— START Data records —
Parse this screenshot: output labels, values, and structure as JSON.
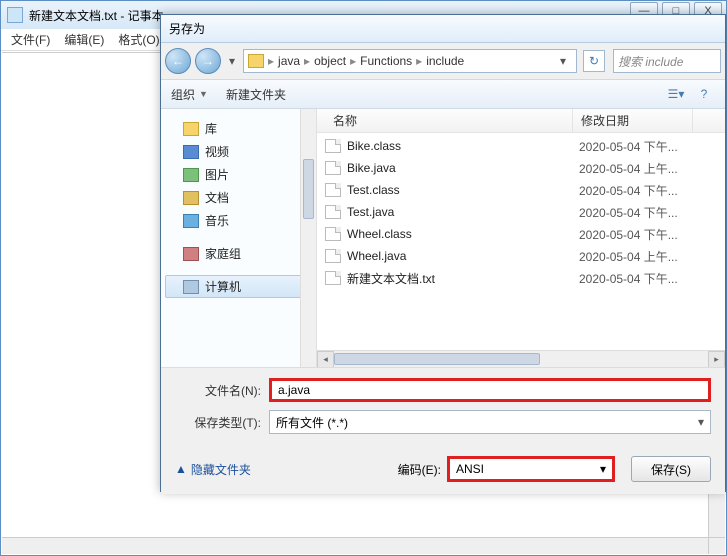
{
  "notepad": {
    "title": "新建文本文档.txt - 记事本",
    "menu": [
      "文件(F)",
      "编辑(E)",
      "格式(O)"
    ],
    "controls": {
      "min": "—",
      "max": "□",
      "close": "X"
    }
  },
  "saveas": {
    "title": "另存为",
    "nav_back": "←",
    "nav_fwd": "→",
    "breadcrumb": [
      "java",
      "object",
      "Functions",
      "include"
    ],
    "sep": "▸",
    "refresh": "↻",
    "search_placeholder": "搜索 include",
    "toolbar": {
      "organize": "组织",
      "newfolder": "新建文件夹"
    },
    "tree": {
      "library": "库",
      "videos": "视频",
      "pictures": "图片",
      "documents": "文档",
      "music": "音乐",
      "homegroup": "家庭组",
      "computer": "计算机"
    },
    "columns": {
      "name": "名称",
      "date": "修改日期"
    },
    "files": [
      {
        "name": "Bike.class",
        "date": "2020-05-04 下午..."
      },
      {
        "name": "Bike.java",
        "date": "2020-05-04 上午..."
      },
      {
        "name": "Test.class",
        "date": "2020-05-04 下午..."
      },
      {
        "name": "Test.java",
        "date": "2020-05-04 下午..."
      },
      {
        "name": "Wheel.class",
        "date": "2020-05-04 下午..."
      },
      {
        "name": "Wheel.java",
        "date": "2020-05-04 上午..."
      },
      {
        "name": "新建文本文档.txt",
        "date": "2020-05-04 下午..."
      }
    ],
    "labels": {
      "filename": "文件名(N):",
      "type": "保存类型(T):",
      "encoding": "编码(E):"
    },
    "filename_value": "a.java",
    "type_value": "所有文件 (*.*)",
    "encoding_value": "ANSI",
    "hide_folders": "隐藏文件夹",
    "save_btn": "保存(S)"
  }
}
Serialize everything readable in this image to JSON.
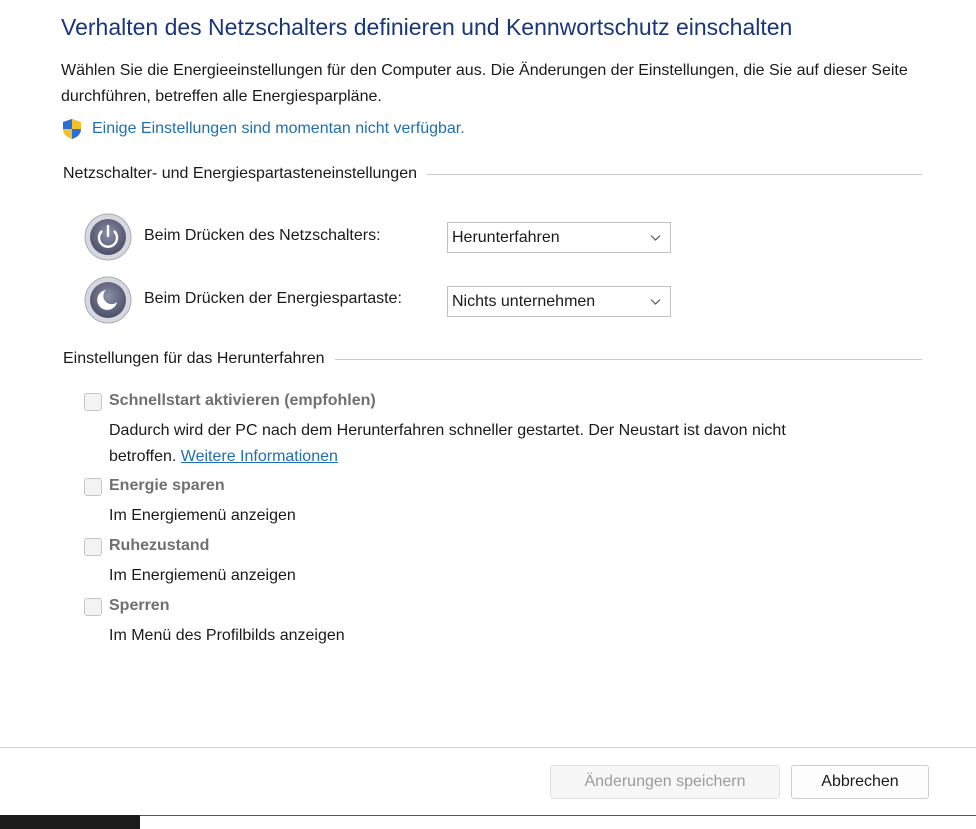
{
  "page": {
    "title": "Verhalten des Netzschalters definieren und Kennwortschutz einschalten",
    "description": "Wählen Sie die Energieeinstellungen für den Computer aus. Die Änderungen der Einstellungen, die Sie auf dieser Seite durchführen, betreffen alle Energiesparpläne.",
    "notice_link": "Einige Einstellungen sind momentan nicht verfügbar."
  },
  "power_section": {
    "heading": "Netzschalter- und Energiespartasteneinstellungen",
    "rows": [
      {
        "label": "Beim Drücken des Netzschalters:",
        "value": "Herunterfahren",
        "icon": "power-icon"
      },
      {
        "label": "Beim Drücken der Energiespartaste:",
        "value": "Nichts unternehmen",
        "icon": "sleep-icon"
      }
    ]
  },
  "shutdown_section": {
    "heading": "Einstellungen für das Herunterfahren",
    "options": [
      {
        "title": "Schnellstart aktivieren (empfohlen)",
        "desc_line1": "Dadurch wird der PC nach dem Herunterfahren schneller gestartet. Der Neustart ist davon nicht",
        "desc_line2": "betroffen.",
        "link": "Weitere Informationen",
        "checked": false
      },
      {
        "title": "Energie sparen",
        "desc": "Im Energiemenü anzeigen",
        "checked": false
      },
      {
        "title": "Ruhezustand",
        "desc": "Im Energiemenü anzeigen",
        "checked": false
      },
      {
        "title": "Sperren",
        "desc": "Im Menü des Profilbilds anzeigen",
        "checked": false
      }
    ]
  },
  "buttons": {
    "save": "Änderungen speichern",
    "cancel": "Abbrechen"
  },
  "colors": {
    "title": "#19367a",
    "link": "#1f6fb3",
    "disabled_text": "#707070"
  }
}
— END Data records —
* What you have to do: Retype the records exactly. Any image in them should not appear in what you write.

* Exercise output:
Parse this screenshot: output labels, values, and structure as JSON.
{
  "notepad": {
    "title": "新建文本文档.txt - 记事本",
    "menu": [
      "文件(F)",
      "编辑(E)",
      "格式(O)"
    ],
    "controls": {
      "min": "—",
      "max": "□",
      "close": "X"
    }
  },
  "saveas": {
    "title": "另存为",
    "nav_back": "←",
    "nav_fwd": "→",
    "breadcrumb": [
      "java",
      "object",
      "Functions",
      "include"
    ],
    "sep": "▸",
    "refresh": "↻",
    "search_placeholder": "搜索 include",
    "toolbar": {
      "organize": "组织",
      "newfolder": "新建文件夹"
    },
    "tree": {
      "library": "库",
      "videos": "视频",
      "pictures": "图片",
      "documents": "文档",
      "music": "音乐",
      "homegroup": "家庭组",
      "computer": "计算机"
    },
    "columns": {
      "name": "名称",
      "date": "修改日期"
    },
    "files": [
      {
        "name": "Bike.class",
        "date": "2020-05-04 下午..."
      },
      {
        "name": "Bike.java",
        "date": "2020-05-04 上午..."
      },
      {
        "name": "Test.class",
        "date": "2020-05-04 下午..."
      },
      {
        "name": "Test.java",
        "date": "2020-05-04 下午..."
      },
      {
        "name": "Wheel.class",
        "date": "2020-05-04 下午..."
      },
      {
        "name": "Wheel.java",
        "date": "2020-05-04 上午..."
      },
      {
        "name": "新建文本文档.txt",
        "date": "2020-05-04 下午..."
      }
    ],
    "labels": {
      "filename": "文件名(N):",
      "type": "保存类型(T):",
      "encoding": "编码(E):"
    },
    "filename_value": "a.java",
    "type_value": "所有文件 (*.*)",
    "encoding_value": "ANSI",
    "hide_folders": "隐藏文件夹",
    "save_btn": "保存(S)"
  }
}
Serialize everything readable in this image to JSON.
{
  "page": {
    "title": "Verhalten des Netzschalters definieren und Kennwortschutz einschalten",
    "description": "Wählen Sie die Energieeinstellungen für den Computer aus. Die Änderungen der Einstellungen, die Sie auf dieser Seite durchführen, betreffen alle Energiesparpläne.",
    "notice_link": "Einige Einstellungen sind momentan nicht verfügbar."
  },
  "power_section": {
    "heading": "Netzschalter- und Energiespartasteneinstellungen",
    "rows": [
      {
        "label": "Beim Drücken des Netzschalters:",
        "value": "Herunterfahren",
        "icon": "power-icon"
      },
      {
        "label": "Beim Drücken der Energiespartaste:",
        "value": "Nichts unternehmen",
        "icon": "sleep-icon"
      }
    ]
  },
  "shutdown_section": {
    "heading": "Einstellungen für das Herunterfahren",
    "options": [
      {
        "title": "Schnellstart aktivieren (empfohlen)",
        "desc_line1": "Dadurch wird der PC nach dem Herunterfahren schneller gestartet. Der Neustart ist davon nicht",
        "desc_line2": "betroffen.",
        "link": "Weitere Informationen",
        "checked": false
      },
      {
        "title": "Energie sparen",
        "desc": "Im Energiemenü anzeigen",
        "checked": false
      },
      {
        "title": "Ruhezustand",
        "desc": "Im Energiemenü anzeigen",
        "checked": false
      },
      {
        "title": "Sperren",
        "desc": "Im Menü des Profilbilds anzeigen",
        "checked": false
      }
    ]
  },
  "buttons": {
    "save": "Änderungen speichern",
    "cancel": "Abbrechen"
  },
  "colors": {
    "title": "#19367a",
    "link": "#1f6fb3",
    "disabled_text": "#707070"
  }
}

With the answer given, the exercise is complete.